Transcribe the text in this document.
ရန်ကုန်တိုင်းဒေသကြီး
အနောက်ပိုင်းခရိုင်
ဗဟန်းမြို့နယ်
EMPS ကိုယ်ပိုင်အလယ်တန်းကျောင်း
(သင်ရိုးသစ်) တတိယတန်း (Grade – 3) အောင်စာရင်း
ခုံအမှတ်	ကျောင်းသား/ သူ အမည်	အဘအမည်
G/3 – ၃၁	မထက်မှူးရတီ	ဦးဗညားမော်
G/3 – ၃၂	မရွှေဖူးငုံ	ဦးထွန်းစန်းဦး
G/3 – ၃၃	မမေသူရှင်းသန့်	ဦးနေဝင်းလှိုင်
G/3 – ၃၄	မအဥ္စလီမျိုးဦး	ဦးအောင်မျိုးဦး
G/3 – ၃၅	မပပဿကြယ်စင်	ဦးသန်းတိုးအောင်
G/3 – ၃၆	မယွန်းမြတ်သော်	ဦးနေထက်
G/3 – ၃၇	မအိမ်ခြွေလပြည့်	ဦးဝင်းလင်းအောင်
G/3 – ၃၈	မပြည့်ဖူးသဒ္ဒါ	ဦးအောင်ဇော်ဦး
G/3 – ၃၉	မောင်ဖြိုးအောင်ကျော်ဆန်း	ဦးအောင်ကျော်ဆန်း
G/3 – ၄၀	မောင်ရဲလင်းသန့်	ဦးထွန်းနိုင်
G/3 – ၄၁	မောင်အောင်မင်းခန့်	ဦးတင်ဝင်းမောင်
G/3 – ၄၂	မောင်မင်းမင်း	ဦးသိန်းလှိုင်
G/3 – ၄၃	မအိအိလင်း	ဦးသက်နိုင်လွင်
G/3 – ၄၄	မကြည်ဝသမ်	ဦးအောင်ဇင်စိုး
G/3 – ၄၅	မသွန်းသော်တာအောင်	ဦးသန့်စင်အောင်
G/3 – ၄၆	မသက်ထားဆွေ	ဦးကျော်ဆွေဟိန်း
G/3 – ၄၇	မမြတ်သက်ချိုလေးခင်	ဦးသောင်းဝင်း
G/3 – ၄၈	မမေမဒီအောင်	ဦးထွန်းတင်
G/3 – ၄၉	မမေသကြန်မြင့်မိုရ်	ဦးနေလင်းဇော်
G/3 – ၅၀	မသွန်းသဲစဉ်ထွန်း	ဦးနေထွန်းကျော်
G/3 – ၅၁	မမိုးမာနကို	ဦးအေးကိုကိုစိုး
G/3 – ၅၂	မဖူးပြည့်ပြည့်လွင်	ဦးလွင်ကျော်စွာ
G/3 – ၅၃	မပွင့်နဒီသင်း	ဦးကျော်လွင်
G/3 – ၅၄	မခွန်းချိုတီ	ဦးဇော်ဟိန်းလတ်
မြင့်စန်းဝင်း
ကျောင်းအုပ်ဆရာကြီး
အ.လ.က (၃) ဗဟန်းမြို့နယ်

=======

Restate the listing in full, word for word.

OUTPUT:
Transcribe the text in this document.
ရန်ကုန်တိုင်းဒေသကြီး
အနောက်ပိုင်းခရိုင်
ဗဟန်းမြို့နယ်
EMPS ကိုယ်ပိုင်အလယ်တန်းကျောင်း
(သင်ရိုးသစ်) တတိယတန်း (Grade – 3) အောင်စာရင်း
ခုံအမှတ်	ကျောင်းသား/ သူ အမည်	အဘအမည်
G/3 – ၃၁	မထက်မှူးရတီ	ဦးဗညားမော်
G/3 – ၃၂	မရွှေဖူးငုံ	ဦးထွန်းစန်းဦး
G/3 – ၃၃	မမေသူရှင်းသန့်	ဦးနေဝင်းလှိုင်
G/3 – ၃၄	မအဥ္စလီမျိုးဦး	ဦးအောင်မျိုးဦး
G/3 – ၃၅	မပပဿကြယ်စင်	ဦးသန်းတိုးအောင်
G/3 – ၃၆	မယွန်းမြတ်သော်	ဦးနေထက်
G/3 – ၃၇	မအိမ်ခြွေလပြည့်	ဦးဝင်းလင်းအောင်
G/3 – ၃၈	မပြည့်ဖူးသဒ္ဒါ	ဦးအောင်ဇော်ဦး
G/3 – ၃၉	မောင်ဖြိုးအောင်ကျော်ဆန်း	ဦးအောင်ကျော်ဆန်း
G/3 – ၄၀	မောင်ရဲလင်းသန့်	ဦးထွန်းနိုင်
G/3 – ၄၁	မောင်အောင်မင်းခန့်	ဦးတင်ဝင်းမောင်
G/3 – ၄၂	မောင်မင်းမင်း	ဦးသိန်းလှိုင်
G/3 – ၄၃	မအိအိလင်း	ဦးသက်နိုင်လွင်
G/3 – ၄၄	မကြည်ဝသမ်	ဦးအောင်ဇင်စိုး
G/3 – ၄၅	မသွန်းသော်တာအောင်	ဦးသန့်စင်အောင်
G/3 – ၄၆	မသက်ထားဆွေ	ဦးကျော်ဆွေဟိန်း
G/3 – ၄၇	မမြတ်သက်ချိုလေးခင်	ဦးသောင်းဝင်း
G/3 – ၄၈	မမေမဒီအောင်	ဦးထွန်းတင်
G/3 – ၄၉	မမေသကြန်မြင့်မိုရ်	ဦးနေလင်းဇော်
G/3 – ၅၀	မသွန်းသဲစဉ်ထွန်း	ဦးနေထွန်းကျော်
G/3 – ၅၁	မမိုးမာနကို	ဦးအေးကိုကိုစိုး
G/3 – ၅၂	မဖူးပြည့်ပြည့်လွင်	ဦးလွင်ကျော်စွာ
G/3 – ၅၃	မပွင့်နဒီသင်း	ဦးကျော်လွင်
G/3 – ၅၄	မခွန်းချိုတီ	ဦးဇော်ဟိန်းလတ်
မြင့်စန်းဝင်း
ကျောင်းအုပ်ဆရာကြီး
အ.လ.က (၃) ဗဟန်းမြို့နယ်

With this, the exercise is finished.